__EXERCISE DESCRIPTION__:
In the entries below, find the lines that contain the word "determined" and copy them.

__STORED DATA__:
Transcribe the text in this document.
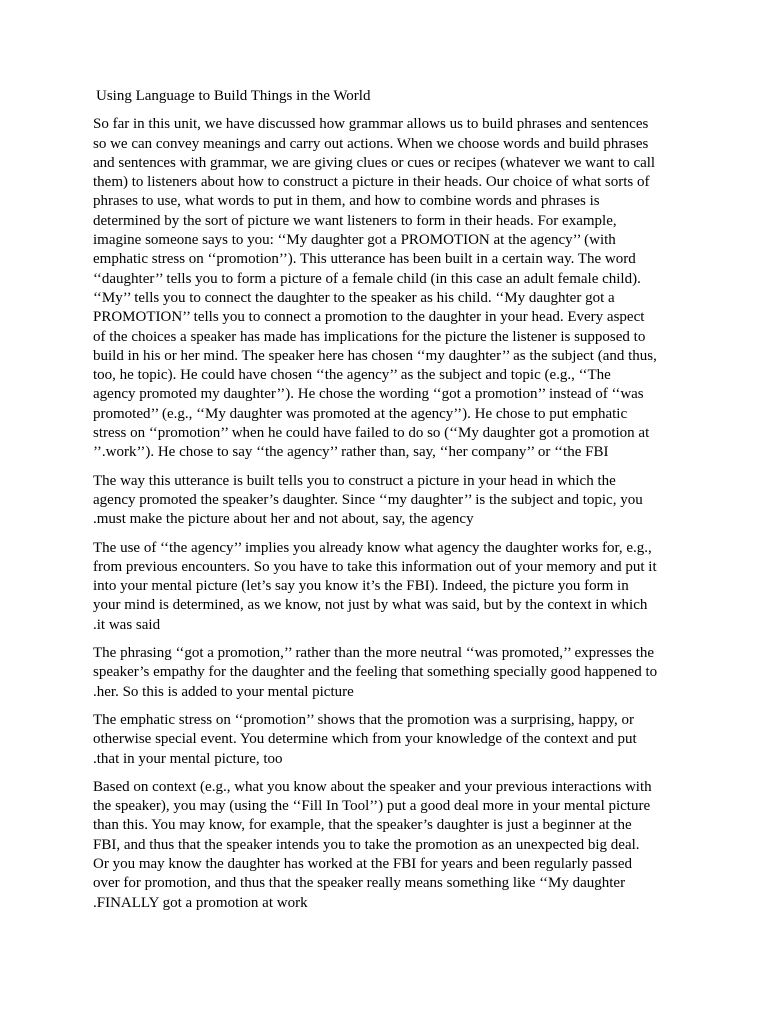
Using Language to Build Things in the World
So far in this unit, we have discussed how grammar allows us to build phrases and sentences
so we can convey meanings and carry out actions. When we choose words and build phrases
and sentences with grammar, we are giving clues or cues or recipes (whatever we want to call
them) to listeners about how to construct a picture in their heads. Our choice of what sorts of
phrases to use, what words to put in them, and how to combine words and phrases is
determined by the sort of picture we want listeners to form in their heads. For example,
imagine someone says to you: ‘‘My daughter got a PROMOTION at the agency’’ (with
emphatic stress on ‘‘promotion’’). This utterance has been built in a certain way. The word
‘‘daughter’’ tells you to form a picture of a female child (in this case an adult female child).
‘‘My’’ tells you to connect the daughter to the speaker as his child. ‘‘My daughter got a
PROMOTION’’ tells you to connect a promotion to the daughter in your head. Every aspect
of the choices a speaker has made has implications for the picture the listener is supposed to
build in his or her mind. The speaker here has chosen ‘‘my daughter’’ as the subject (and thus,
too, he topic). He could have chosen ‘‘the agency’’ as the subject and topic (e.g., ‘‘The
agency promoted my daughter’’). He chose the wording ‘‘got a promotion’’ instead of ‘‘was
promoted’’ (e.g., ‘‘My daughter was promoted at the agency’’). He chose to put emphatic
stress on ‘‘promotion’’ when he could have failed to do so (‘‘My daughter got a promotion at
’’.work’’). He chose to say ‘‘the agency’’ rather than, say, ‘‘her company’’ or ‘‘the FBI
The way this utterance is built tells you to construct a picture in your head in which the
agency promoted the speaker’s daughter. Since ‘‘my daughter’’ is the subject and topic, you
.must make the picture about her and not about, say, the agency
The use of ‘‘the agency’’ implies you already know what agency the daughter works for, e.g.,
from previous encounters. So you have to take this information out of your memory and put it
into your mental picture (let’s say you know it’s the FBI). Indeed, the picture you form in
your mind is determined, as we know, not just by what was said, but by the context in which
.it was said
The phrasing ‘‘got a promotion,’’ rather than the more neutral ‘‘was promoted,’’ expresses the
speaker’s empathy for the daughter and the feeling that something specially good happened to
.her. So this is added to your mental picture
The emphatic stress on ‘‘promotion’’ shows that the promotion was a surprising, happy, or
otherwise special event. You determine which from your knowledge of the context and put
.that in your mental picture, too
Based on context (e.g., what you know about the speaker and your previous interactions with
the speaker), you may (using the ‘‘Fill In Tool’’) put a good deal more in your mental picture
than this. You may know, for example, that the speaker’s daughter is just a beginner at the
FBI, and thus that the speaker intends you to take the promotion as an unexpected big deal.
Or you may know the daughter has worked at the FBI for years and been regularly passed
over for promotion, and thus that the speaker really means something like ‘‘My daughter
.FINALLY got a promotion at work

==

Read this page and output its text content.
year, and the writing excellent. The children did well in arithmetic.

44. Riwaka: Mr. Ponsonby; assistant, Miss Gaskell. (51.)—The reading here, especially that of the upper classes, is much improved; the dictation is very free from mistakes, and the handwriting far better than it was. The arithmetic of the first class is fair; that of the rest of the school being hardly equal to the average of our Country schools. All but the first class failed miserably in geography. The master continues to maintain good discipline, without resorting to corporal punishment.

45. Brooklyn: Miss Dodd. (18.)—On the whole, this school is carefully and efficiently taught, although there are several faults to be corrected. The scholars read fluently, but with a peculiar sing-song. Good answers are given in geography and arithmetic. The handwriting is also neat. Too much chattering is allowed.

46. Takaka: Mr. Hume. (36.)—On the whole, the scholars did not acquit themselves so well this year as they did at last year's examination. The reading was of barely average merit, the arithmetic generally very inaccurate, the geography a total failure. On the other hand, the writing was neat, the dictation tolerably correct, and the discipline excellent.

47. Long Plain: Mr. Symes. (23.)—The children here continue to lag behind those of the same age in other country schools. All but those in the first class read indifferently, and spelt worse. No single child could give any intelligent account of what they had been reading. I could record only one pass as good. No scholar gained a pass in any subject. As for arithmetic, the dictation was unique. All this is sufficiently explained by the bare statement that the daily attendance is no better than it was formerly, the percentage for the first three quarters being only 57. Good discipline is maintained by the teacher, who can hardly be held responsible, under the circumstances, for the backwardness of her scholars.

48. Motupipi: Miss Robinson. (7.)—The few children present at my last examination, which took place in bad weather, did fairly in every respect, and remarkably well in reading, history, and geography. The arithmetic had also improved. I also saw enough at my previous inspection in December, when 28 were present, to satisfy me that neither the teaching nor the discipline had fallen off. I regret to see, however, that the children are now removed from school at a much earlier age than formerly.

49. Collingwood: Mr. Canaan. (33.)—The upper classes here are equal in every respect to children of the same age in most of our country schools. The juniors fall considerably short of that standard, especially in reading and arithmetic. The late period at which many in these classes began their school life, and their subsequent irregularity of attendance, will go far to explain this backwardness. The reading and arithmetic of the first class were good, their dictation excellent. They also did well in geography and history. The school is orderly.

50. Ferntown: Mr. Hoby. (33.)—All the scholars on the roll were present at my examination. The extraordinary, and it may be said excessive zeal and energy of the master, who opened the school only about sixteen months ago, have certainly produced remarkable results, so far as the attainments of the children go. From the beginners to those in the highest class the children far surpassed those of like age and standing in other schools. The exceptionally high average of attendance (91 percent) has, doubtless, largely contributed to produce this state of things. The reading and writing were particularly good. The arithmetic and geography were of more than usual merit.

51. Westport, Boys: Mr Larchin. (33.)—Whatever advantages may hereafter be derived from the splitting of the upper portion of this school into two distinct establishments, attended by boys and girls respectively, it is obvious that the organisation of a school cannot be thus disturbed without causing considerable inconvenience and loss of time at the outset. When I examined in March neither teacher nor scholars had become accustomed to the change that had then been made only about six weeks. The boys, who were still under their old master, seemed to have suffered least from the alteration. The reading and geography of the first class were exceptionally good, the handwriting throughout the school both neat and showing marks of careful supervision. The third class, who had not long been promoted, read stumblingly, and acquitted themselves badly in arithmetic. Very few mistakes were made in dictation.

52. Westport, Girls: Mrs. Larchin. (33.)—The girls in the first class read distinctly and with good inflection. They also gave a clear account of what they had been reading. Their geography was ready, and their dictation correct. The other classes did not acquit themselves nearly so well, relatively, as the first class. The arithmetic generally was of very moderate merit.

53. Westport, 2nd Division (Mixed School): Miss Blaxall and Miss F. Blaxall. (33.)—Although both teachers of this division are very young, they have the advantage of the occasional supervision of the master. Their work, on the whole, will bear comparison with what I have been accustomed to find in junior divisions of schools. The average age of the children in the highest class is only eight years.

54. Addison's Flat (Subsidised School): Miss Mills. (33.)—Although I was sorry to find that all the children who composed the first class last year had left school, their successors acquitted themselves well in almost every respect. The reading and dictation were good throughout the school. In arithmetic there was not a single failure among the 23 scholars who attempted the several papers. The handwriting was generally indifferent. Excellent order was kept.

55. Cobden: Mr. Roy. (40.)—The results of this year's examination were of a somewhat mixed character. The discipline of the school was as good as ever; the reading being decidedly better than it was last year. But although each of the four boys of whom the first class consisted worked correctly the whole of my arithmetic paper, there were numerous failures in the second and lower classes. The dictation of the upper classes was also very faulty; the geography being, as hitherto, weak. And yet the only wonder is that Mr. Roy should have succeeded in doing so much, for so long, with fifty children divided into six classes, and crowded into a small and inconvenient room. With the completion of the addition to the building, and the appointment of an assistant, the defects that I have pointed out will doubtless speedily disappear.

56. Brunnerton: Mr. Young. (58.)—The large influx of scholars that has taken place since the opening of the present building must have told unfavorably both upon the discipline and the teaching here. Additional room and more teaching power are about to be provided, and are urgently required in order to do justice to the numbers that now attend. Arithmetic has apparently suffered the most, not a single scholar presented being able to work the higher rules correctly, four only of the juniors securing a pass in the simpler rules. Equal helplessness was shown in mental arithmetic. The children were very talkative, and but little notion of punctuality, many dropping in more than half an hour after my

__EXERCISE ANSWER__:
determined by the sort of picture we want listeners to form in their heads. For example,
your mind is determined, as we know, not just by what was said, but by the context in which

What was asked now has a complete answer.